_Problem to solve_: Can you print the data exactly and leave out each image?
[Start of Extracted material]
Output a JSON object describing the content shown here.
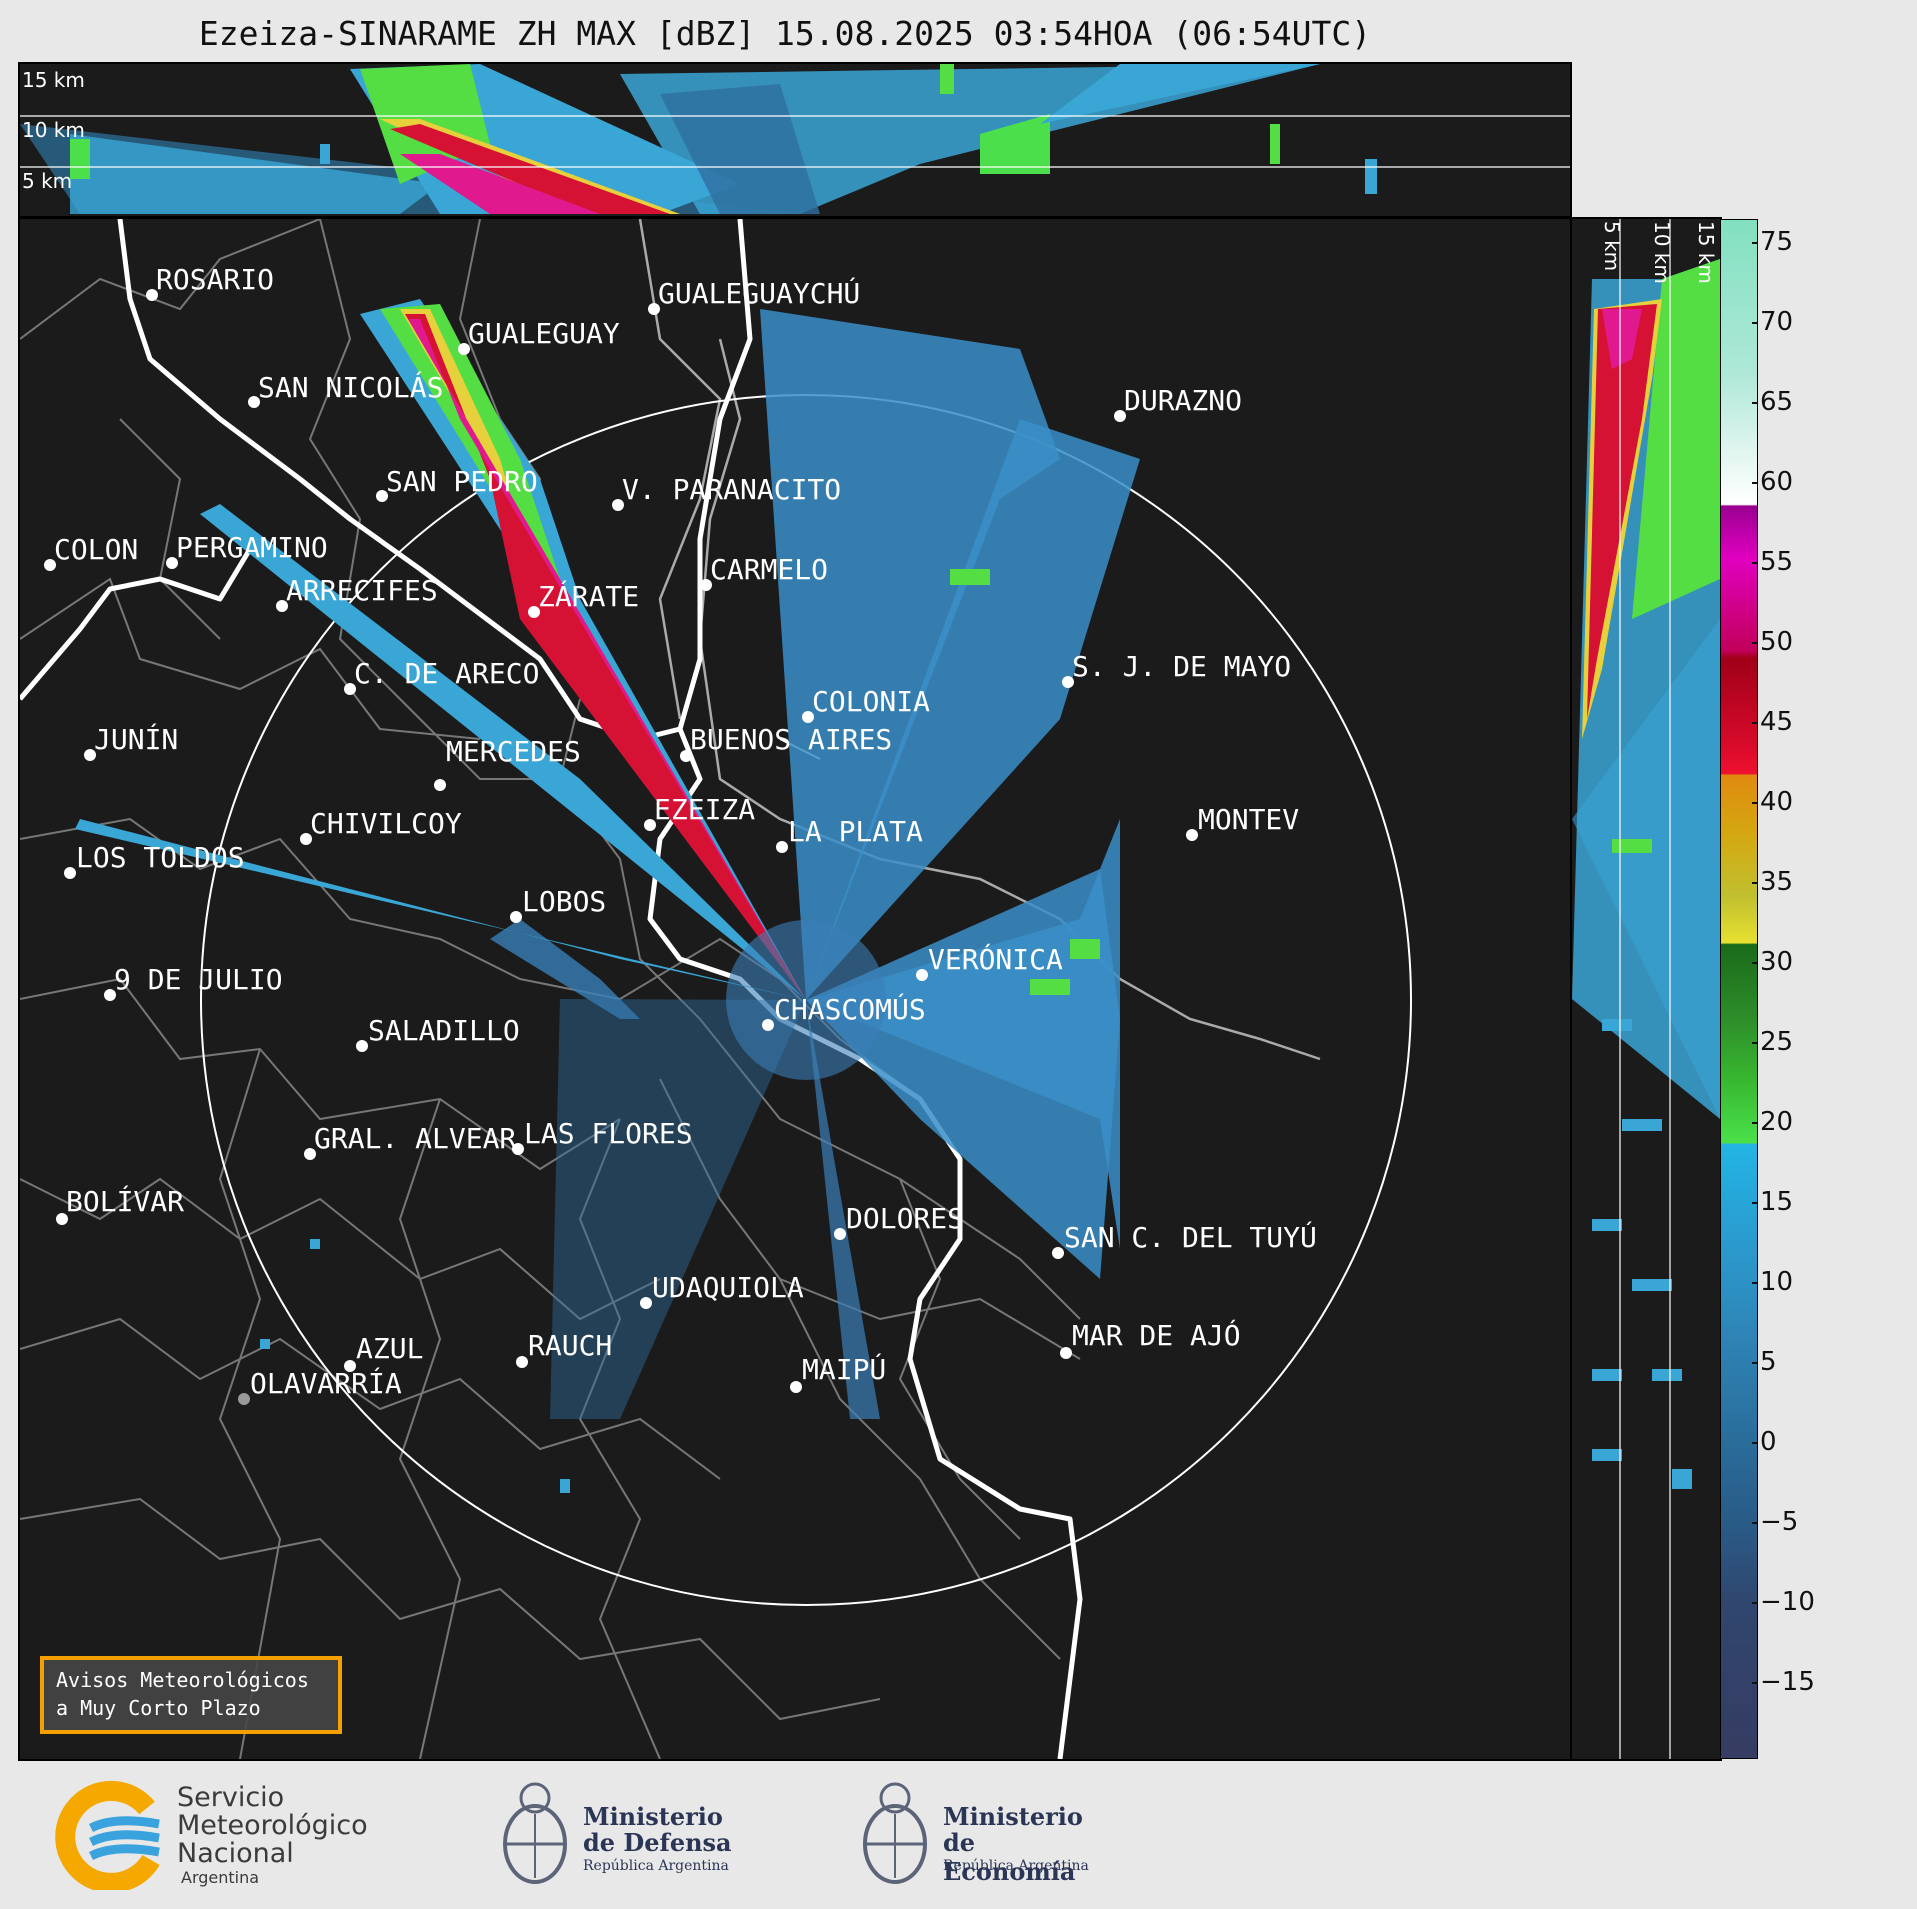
{
  "title": "Ezeiza-SINARAME ZH MAX [dBZ] 15.08.2025 03:54HOA (06:54UTC)",
  "altitude_labels": {
    "a15": "15 km",
    "a10": "10 km",
    "a5": "5 km"
  },
  "colorbar": {
    "ticks": [
      "75",
      "70",
      "65",
      "60",
      "55",
      "50",
      "45",
      "40",
      "35",
      "30",
      "25",
      "20",
      "15",
      "10",
      "5",
      "0",
      "−5",
      "−10",
      "−15"
    ],
    "range": [
      -20,
      77
    ]
  },
  "cities": {
    "rosario": "ROSARIO",
    "gualeguaychu": "GUALEGUAYCHÚ",
    "gualeguay": "GUALEGUAY",
    "san_nicolas": "SAN NICOLÁS",
    "durazno": "DURAZNO",
    "san_pedro": "SAN PEDRO",
    "paranacito": "V. PARANACITO",
    "colon": "COLON",
    "pergamino": "PERGAMINO",
    "carmelo": "CARMELO",
    "arrecifes": "ARRECIFES",
    "zarate": "ZÁRATE",
    "sj_mayo": "S. J. DE MAYO",
    "c_areco": "C. DE ARECO",
    "colonia": "COLONIA",
    "junin": "JUNÍN",
    "buenos_aires": "BUENOS AIRES",
    "mercedes": "MERCEDES",
    "montevideo": "MONTEV",
    "ezeiza": "EZEIZA",
    "chivilcoy": "CHIVILCOY",
    "la_plata": "LA PLATA",
    "los_toldos": "LOS TOLDOS",
    "lobos": "LOBOS",
    "veronica": "VERÓNICA",
    "nueve_julio": "9 DE JULIO",
    "chascomus": "CHASCOMÚS",
    "saladillo": "SALADILLO",
    "gral_alvear": "GRAL. ALVEAR",
    "las_flores": "LAS FLORES",
    "bolivar": "BOLÍVAR",
    "dolores": "DOLORES",
    "san_clemente": "SAN C. DEL TUYÚ",
    "udaquiola": "UDAQUIOLA",
    "mar_de_ajo": "MAR DE AJÓ",
    "azul": "AZUL",
    "rauch": "RAUCH",
    "maipu": "MAIPÚ",
    "olavarria": "OLAVARRÍA"
  },
  "avisos": {
    "line1": "Avisos Meteorológicos",
    "line2": "a Muy Corto Plazo"
  },
  "logos": {
    "smn": {
      "l1": "Servicio",
      "l2": "Meteorológico",
      "l3": "Nacional",
      "l4": "Argentina"
    },
    "defensa": {
      "l1": "Ministerio",
      "l2": "de Defensa",
      "l3": "República Argentina"
    },
    "economia": {
      "l1": "Ministerio",
      "l2": "de Economía",
      "l3": "República Argentina"
    }
  },
  "colors": {
    "background": "#1b1b1b",
    "panel_bg": "#e8e8e8",
    "avisos_border": "#f5a000",
    "smn_orange": "#f5a800",
    "smn_blue": "#3aa3dd"
  }
}
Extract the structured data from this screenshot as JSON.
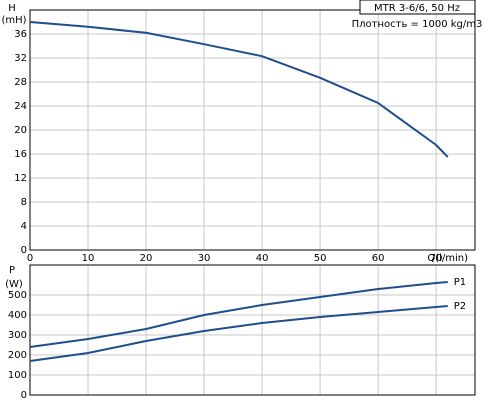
{
  "chart_data": [
    {
      "type": "line",
      "ylabel": "H",
      "yunit": "(mH)",
      "xlabel": "Q(l/min)",
      "annotations": [
        "MTR 3-6/6, 50 Hz",
        "Плотность = 1000 kg/m3"
      ],
      "x": [
        0,
        10,
        20,
        30,
        40,
        50,
        60,
        70,
        72
      ],
      "values": [
        38,
        37.2,
        36.2,
        34.3,
        32.3,
        28.7,
        24.5,
        17.5,
        15.5
      ],
      "color": "#1f4e8c",
      "xlim": [
        0,
        76.7
      ],
      "xticks": [
        0,
        10,
        20,
        30,
        40,
        50,
        60,
        70
      ],
      "ylim": [
        0,
        40
      ],
      "yticks": [
        0,
        4,
        8,
        12,
        16,
        20,
        24,
        28,
        32,
        36
      ],
      "grid": true
    },
    {
      "type": "line",
      "ylabel": "P",
      "yunit": "(W)",
      "x": [
        0,
        10,
        20,
        30,
        40,
        50,
        60,
        70,
        72
      ],
      "series": [
        {
          "name": "P1",
          "color": "#1f4e8c",
          "values": [
            240,
            280,
            330,
            400,
            450,
            490,
            530,
            560,
            565
          ]
        },
        {
          "name": "P2",
          "color": "#1f4e8c",
          "values": [
            170,
            210,
            270,
            320,
            360,
            390,
            415,
            440,
            445
          ]
        }
      ],
      "xlim": [
        0,
        76.7
      ],
      "ylim": [
        0,
        650
      ],
      "yticks": [
        0,
        100,
        200,
        300,
        400,
        500
      ],
      "grid": true
    }
  ]
}
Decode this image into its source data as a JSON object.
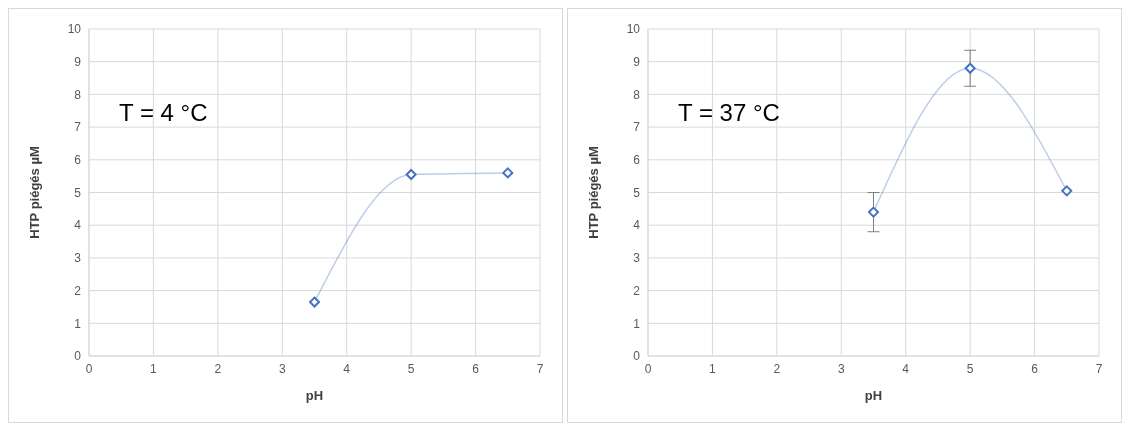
{
  "chart_data": [
    {
      "type": "line",
      "xlabel": "pH",
      "ylabel": "HTP piégés µM",
      "annotations": [
        "T = 4 °C"
      ],
      "x": [
        3.5,
        5,
        6.5
      ],
      "series": [
        {
          "color": "#4472c4",
          "values": [
            1.65,
            5.55,
            5.6
          ]
        }
      ],
      "xlim": [
        0,
        7
      ],
      "xticks": [
        0,
        1,
        2,
        3,
        4,
        5,
        6,
        7
      ],
      "ylim": [
        0,
        10
      ],
      "yticks": [
        0,
        1,
        2,
        3,
        4,
        5,
        6,
        7,
        8,
        9,
        10
      ],
      "grid": true,
      "marker": "diamond",
      "line_style": "solid"
    },
    {
      "type": "line",
      "xlabel": "pH",
      "ylabel": "HTP piégés µM",
      "annotations": [
        "T = 37 °C"
      ],
      "x": [
        3.5,
        5,
        6.5
      ],
      "series": [
        {
          "color": "#4472c4",
          "values": [
            4.4,
            8.8,
            5.05
          ],
          "errors": [
            [
              3.8,
              5.0
            ],
            [
              8.25,
              9.35
            ],
            null
          ]
        }
      ],
      "xlim": [
        0,
        7
      ],
      "xticks": [
        0,
        1,
        2,
        3,
        4,
        5,
        6,
        7
      ],
      "ylim": [
        0,
        10
      ],
      "yticks": [
        0,
        1,
        2,
        3,
        4,
        5,
        6,
        7,
        8,
        9,
        10
      ],
      "grid": true,
      "marker": "diamond",
      "line_style": "solid"
    }
  ]
}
[End of Extracted material]
_Written solution_:
Output a JSON object describing the content shown here.
{
  "title": "Ezeiza-SINARAME ZH MAX [dBZ] 15.08.2025 03:54HOA (06:54UTC)",
  "altitude_labels": {
    "a15": "15 km",
    "a10": "10 km",
    "a5": "5 km"
  },
  "colorbar": {
    "ticks": [
      "75",
      "70",
      "65",
      "60",
      "55",
      "50",
      "45",
      "40",
      "35",
      "30",
      "25",
      "20",
      "15",
      "10",
      "5",
      "0",
      "−5",
      "−10",
      "−15"
    ],
    "range": [
      -20,
      77
    ]
  },
  "cities": {
    "rosario": "ROSARIO",
    "gualeguaychu": "GUALEGUAYCHÚ",
    "gualeguay": "GUALEGUAY",
    "san_nicolas": "SAN NICOLÁS",
    "durazno": "DURAZNO",
    "san_pedro": "SAN PEDRO",
    "paranacito": "V. PARANACITO",
    "colon": "COLON",
    "pergamino": "PERGAMINO",
    "carmelo": "CARMELO",
    "arrecifes": "ARRECIFES",
    "zarate": "ZÁRATE",
    "sj_mayo": "S. J. DE MAYO",
    "c_areco": "C. DE ARECO",
    "colonia": "COLONIA",
    "junin": "JUNÍN",
    "buenos_aires": "BUENOS AIRES",
    "mercedes": "MERCEDES",
    "montevideo": "MONTEV",
    "ezeiza": "EZEIZA",
    "chivilcoy": "CHIVILCOY",
    "la_plata": "LA PLATA",
    "los_toldos": "LOS TOLDOS",
    "lobos": "LOBOS",
    "veronica": "VERÓNICA",
    "nueve_julio": "9 DE JULIO",
    "chascomus": "CHASCOMÚS",
    "saladillo": "SALADILLO",
    "gral_alvear": "GRAL. ALVEAR",
    "las_flores": "LAS FLORES",
    "bolivar": "BOLÍVAR",
    "dolores": "DOLORES",
    "san_clemente": "SAN C. DEL TUYÚ",
    "udaquiola": "UDAQUIOLA",
    "mar_de_ajo": "MAR DE AJÓ",
    "azul": "AZUL",
    "rauch": "RAUCH",
    "maipu": "MAIPÚ",
    "olavarria": "OLAVARRÍA"
  },
  "avisos": {
    "line1": "Avisos Meteorológicos",
    "line2": "a Muy Corto Plazo"
  },
  "logos": {
    "smn": {
      "l1": "Servicio",
      "l2": "Meteorológico",
      "l3": "Nacional",
      "l4": "Argentina"
    },
    "defensa": {
      "l1": "Ministerio",
      "l2": "de Defensa",
      "l3": "República Argentina"
    },
    "economia": {
      "l1": "Ministerio",
      "l2": "de Economía",
      "l3": "República Argentina"
    }
  },
  "colors": {
    "background": "#1b1b1b",
    "panel_bg": "#e8e8e8",
    "avisos_border": "#f5a000",
    "smn_orange": "#f5a800",
    "smn_blue": "#3aa3dd"
  }
}
Extract the structured data from this screenshot as JSON.
{
  "chart_data": [
    {
      "type": "line",
      "ylabel": "H",
      "yunit": "(mH)",
      "xlabel": "Q(l/min)",
      "annotations": [
        "MTR 3-6/6, 50 Hz",
        "Плотность = 1000 kg/m3"
      ],
      "x": [
        0,
        10,
        20,
        30,
        40,
        50,
        60,
        70,
        72
      ],
      "values": [
        38,
        37.2,
        36.2,
        34.3,
        32.3,
        28.7,
        24.5,
        17.5,
        15.5
      ],
      "color": "#1f4e8c",
      "xlim": [
        0,
        76.7
      ],
      "xticks": [
        0,
        10,
        20,
        30,
        40,
        50,
        60,
        70
      ],
      "ylim": [
        0,
        40
      ],
      "yticks": [
        0,
        4,
        8,
        12,
        16,
        20,
        24,
        28,
        32,
        36
      ],
      "grid": true
    },
    {
      "type": "line",
      "ylabel": "P",
      "yunit": "(W)",
      "x": [
        0,
        10,
        20,
        30,
        40,
        50,
        60,
        70,
        72
      ],
      "series": [
        {
          "name": "P1",
          "color": "#1f4e8c",
          "values": [
            240,
            280,
            330,
            400,
            450,
            490,
            530,
            560,
            565
          ]
        },
        {
          "name": "P2",
          "color": "#1f4e8c",
          "values": [
            170,
            210,
            270,
            320,
            360,
            390,
            415,
            440,
            445
          ]
        }
      ],
      "xlim": [
        0,
        76.7
      ],
      "ylim": [
        0,
        650
      ],
      "yticks": [
        0,
        100,
        200,
        300,
        400,
        500
      ],
      "grid": true
    }
  ]
}
Decode this image into its source data as a JSON object.
{
  "chart_data": [
    {
      "type": "line",
      "xlabel": "pH",
      "ylabel": "HTP piégés µM",
      "annotations": [
        "T = 4 °C"
      ],
      "x": [
        3.5,
        5,
        6.5
      ],
      "series": [
        {
          "color": "#4472c4",
          "values": [
            1.65,
            5.55,
            5.6
          ]
        }
      ],
      "xlim": [
        0,
        7
      ],
      "xticks": [
        0,
        1,
        2,
        3,
        4,
        5,
        6,
        7
      ],
      "ylim": [
        0,
        10
      ],
      "yticks": [
        0,
        1,
        2,
        3,
        4,
        5,
        6,
        7,
        8,
        9,
        10
      ],
      "grid": true,
      "marker": "diamond",
      "line_style": "solid"
    },
    {
      "type": "line",
      "xlabel": "pH",
      "ylabel": "HTP piégés µM",
      "annotations": [
        "T = 37 °C"
      ],
      "x": [
        3.5,
        5,
        6.5
      ],
      "series": [
        {
          "color": "#4472c4",
          "values": [
            4.4,
            8.8,
            5.05
          ],
          "errors": [
            [
              3.8,
              5.0
            ],
            [
              8.25,
              9.35
            ],
            null
          ]
        }
      ],
      "xlim": [
        0,
        7
      ],
      "xticks": [
        0,
        1,
        2,
        3,
        4,
        5,
        6,
        7
      ],
      "ylim": [
        0,
        10
      ],
      "yticks": [
        0,
        1,
        2,
        3,
        4,
        5,
        6,
        7,
        8,
        9,
        10
      ],
      "grid": true,
      "marker": "diamond",
      "line_style": "solid"
    }
  ]
}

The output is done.